» Exercise requirements
Write out the entire listing below exactly, with the pictures left out.
[Start Data listing]
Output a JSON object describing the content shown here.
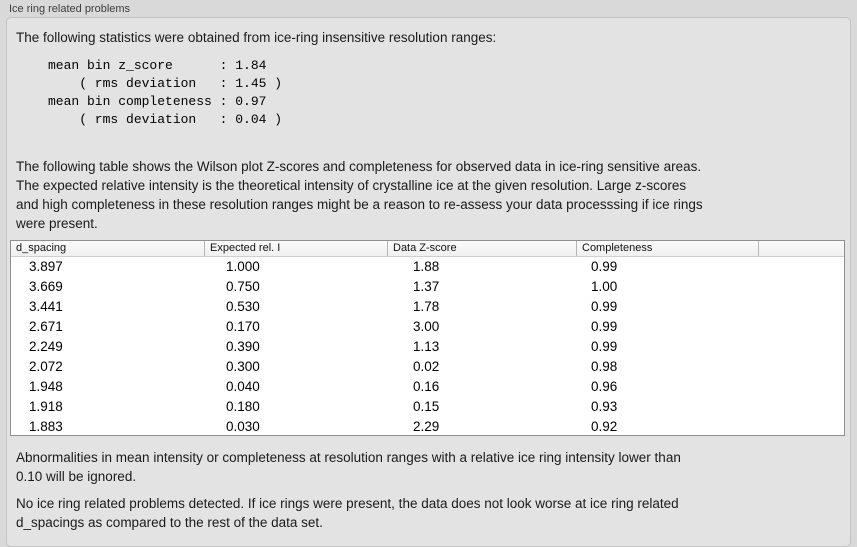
{
  "panel": {
    "title": "Ice ring related problems"
  },
  "intro": "The following statistics were obtained from ice-ring insensitive resolution ranges:",
  "stats_block": {
    "lines": [
      "mean bin z_score      : 1.84",
      "    ( rms deviation   : 1.45 )",
      "mean bin completeness : 0.97",
      "    ( rms deviation   : 0.04 )"
    ]
  },
  "description": {
    "lines": [
      "The following table shows the Wilson plot Z-scores and completeness for observed data in ice-ring sensitive areas.",
      "The expected relative intensity is the theoretical intensity of crystalline ice at the given resolution. Large z-scores",
      "and high completeness in these resolution ranges might be a reason to re-assess your data processsing if ice rings",
      "were present."
    ]
  },
  "table": {
    "columns": [
      "d_spacing",
      "Expected rel. I",
      "Data Z-score",
      "Completeness"
    ],
    "rows": [
      [
        "3.897",
        "1.000",
        "1.88",
        "0.99"
      ],
      [
        "3.669",
        "0.750",
        "1.37",
        "1.00"
      ],
      [
        "3.441",
        "0.530",
        "1.78",
        "0.99"
      ],
      [
        "2.671",
        "0.170",
        "3.00",
        "0.99"
      ],
      [
        "2.249",
        "0.390",
        "1.13",
        "0.99"
      ],
      [
        "2.072",
        "0.300",
        "0.02",
        "0.98"
      ],
      [
        "1.948",
        "0.040",
        "0.16",
        "0.96"
      ],
      [
        "1.918",
        "0.180",
        "0.15",
        "0.93"
      ],
      [
        "1.883",
        "0.030",
        "2.29",
        "0.92"
      ]
    ]
  },
  "note_ignore": {
    "lines": [
      "Abnormalities in mean intensity or completeness at resolution ranges with a relative ice ring intensity lower than",
      "0.10 will be ignored."
    ]
  },
  "conclusion": {
    "lines": [
      "No ice ring related problems detected. If ice rings were present, the data does not look worse at ice ring related",
      "d_spacings as compared to the rest of the data set."
    ]
  },
  "colors": {
    "page_bg": "#d9d9d9",
    "box_bg": "#e3e3e3",
    "box_border": "#c3c3c3",
    "table_bg": "#ffffff",
    "table_border": "#8f8f8f",
    "text": "#1a1a1a"
  }
}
[End Data listing]
» Exercise response
Output a JSON object describing the content shown here.
{
  "panel": {
    "title": "Ice ring related problems"
  },
  "intro": "The following statistics were obtained from ice-ring insensitive resolution ranges:",
  "stats_block": {
    "lines": [
      "mean bin z_score      : 1.84",
      "    ( rms deviation   : 1.45 )",
      "mean bin completeness : 0.97",
      "    ( rms deviation   : 0.04 )"
    ]
  },
  "description": {
    "lines": [
      "The following table shows the Wilson plot Z-scores and completeness for observed data in ice-ring sensitive areas.",
      "The expected relative intensity is the theoretical intensity of crystalline ice at the given resolution. Large z-scores",
      "and high completeness in these resolution ranges might be a reason to re-assess your data processsing if ice rings",
      "were present."
    ]
  },
  "table": {
    "columns": [
      "d_spacing",
      "Expected rel. I",
      "Data Z-score",
      "Completeness"
    ],
    "rows": [
      [
        "3.897",
        "1.000",
        "1.88",
        "0.99"
      ],
      [
        "3.669",
        "0.750",
        "1.37",
        "1.00"
      ],
      [
        "3.441",
        "0.530",
        "1.78",
        "0.99"
      ],
      [
        "2.671",
        "0.170",
        "3.00",
        "0.99"
      ],
      [
        "2.249",
        "0.390",
        "1.13",
        "0.99"
      ],
      [
        "2.072",
        "0.300",
        "0.02",
        "0.98"
      ],
      [
        "1.948",
        "0.040",
        "0.16",
        "0.96"
      ],
      [
        "1.918",
        "0.180",
        "0.15",
        "0.93"
      ],
      [
        "1.883",
        "0.030",
        "2.29",
        "0.92"
      ]
    ]
  },
  "note_ignore": {
    "lines": [
      "Abnormalities in mean intensity or completeness at resolution ranges with a relative ice ring intensity lower than",
      "0.10 will be ignored."
    ]
  },
  "conclusion": {
    "lines": [
      "No ice ring related problems detected. If ice rings were present, the data does not look worse at ice ring related",
      "d_spacings as compared to the rest of the data set."
    ]
  },
  "colors": {
    "page_bg": "#d9d9d9",
    "box_bg": "#e3e3e3",
    "box_border": "#c3c3c3",
    "table_bg": "#ffffff",
    "table_border": "#8f8f8f",
    "text": "#1a1a1a"
  }
}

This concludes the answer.